[Records excerpted from a collection]
━━━━━━━━━━━━━━━━━━━━━━━━━━━━━━

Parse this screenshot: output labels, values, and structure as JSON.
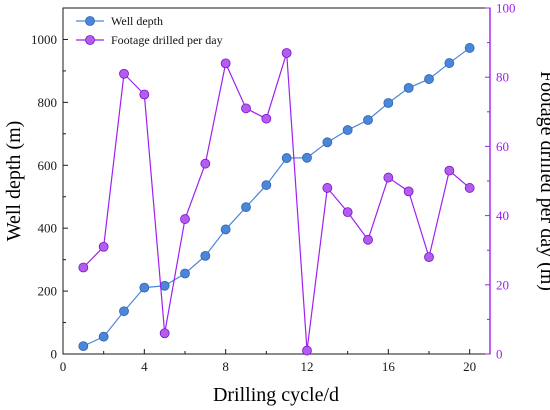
{
  "chart_data": {
    "type": "line",
    "title": "",
    "xlabel": "Drilling cycle/d",
    "ylabel_left": "Well depth (m)",
    "ylabel_right": "Footage drilled per day (m)",
    "xlim": [
      0,
      21
    ],
    "ylim_left": [
      0,
      1100
    ],
    "ylim_right": [
      0,
      100
    ],
    "xticks": [
      0,
      4,
      8,
      12,
      16,
      20
    ],
    "yticks_left": [
      0,
      200,
      400,
      600,
      800,
      1000
    ],
    "yticks_right": [
      0,
      20,
      40,
      60,
      80,
      100
    ],
    "grid": false,
    "legend_position": "top-left",
    "x": [
      1,
      2,
      3,
      4,
      5,
      6,
      7,
      8,
      9,
      10,
      11,
      12,
      13,
      14,
      15,
      16,
      17,
      18,
      19,
      20
    ],
    "series": [
      {
        "name": "Well depth",
        "axis": "left",
        "color": "#4a86d9",
        "values": [
          25,
          55,
          136,
          211,
          217,
          256,
          312,
          396,
          467,
          537,
          623,
          624,
          673,
          712,
          744,
          798,
          846,
          874,
          925,
          973
        ]
      },
      {
        "name": "Footage drilled per day",
        "axis": "right",
        "color": "#a020f0",
        "values": [
          25,
          31,
          81,
          75,
          6,
          39,
          55,
          84,
          71,
          68,
          87,
          1,
          48,
          41,
          33,
          51,
          47,
          28,
          53,
          48
        ]
      }
    ]
  }
}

━━━━━━━━━━━━━━━━━━━━━━━━━━━━━━

### OBJECTIVE
Transcribe all entries above exactly. Drop the pictures.

### WORKED SOLUTION
Parse this screenshot: output labels, values, and structure as JSON.
{
  "chart_data": {
    "type": "line",
    "title": "",
    "xlabel": "Drilling cycle/d",
    "ylabel_left": "Well depth (m)",
    "ylabel_right": "Footage drilled per day (m)",
    "xlim": [
      0,
      21
    ],
    "ylim_left": [
      0,
      1100
    ],
    "ylim_right": [
      0,
      100
    ],
    "xticks": [
      0,
      4,
      8,
      12,
      16,
      20
    ],
    "yticks_left": [
      0,
      200,
      400,
      600,
      800,
      1000
    ],
    "yticks_right": [
      0,
      20,
      40,
      60,
      80,
      100
    ],
    "grid": false,
    "legend_position": "top-left",
    "x": [
      1,
      2,
      3,
      4,
      5,
      6,
      7,
      8,
      9,
      10,
      11,
      12,
      13,
      14,
      15,
      16,
      17,
      18,
      19,
      20
    ],
    "series": [
      {
        "name": "Well depth",
        "axis": "left",
        "color": "#4a86d9",
        "values": [
          25,
          55,
          136,
          211,
          217,
          256,
          312,
          396,
          467,
          537,
          623,
          624,
          673,
          712,
          744,
          798,
          846,
          874,
          925,
          973
        ]
      },
      {
        "name": "Footage drilled per day",
        "axis": "right",
        "color": "#a020f0",
        "values": [
          25,
          31,
          81,
          75,
          6,
          39,
          55,
          84,
          71,
          68,
          87,
          1,
          48,
          41,
          33,
          51,
          47,
          28,
          53,
          48
        ]
      }
    ]
  }
}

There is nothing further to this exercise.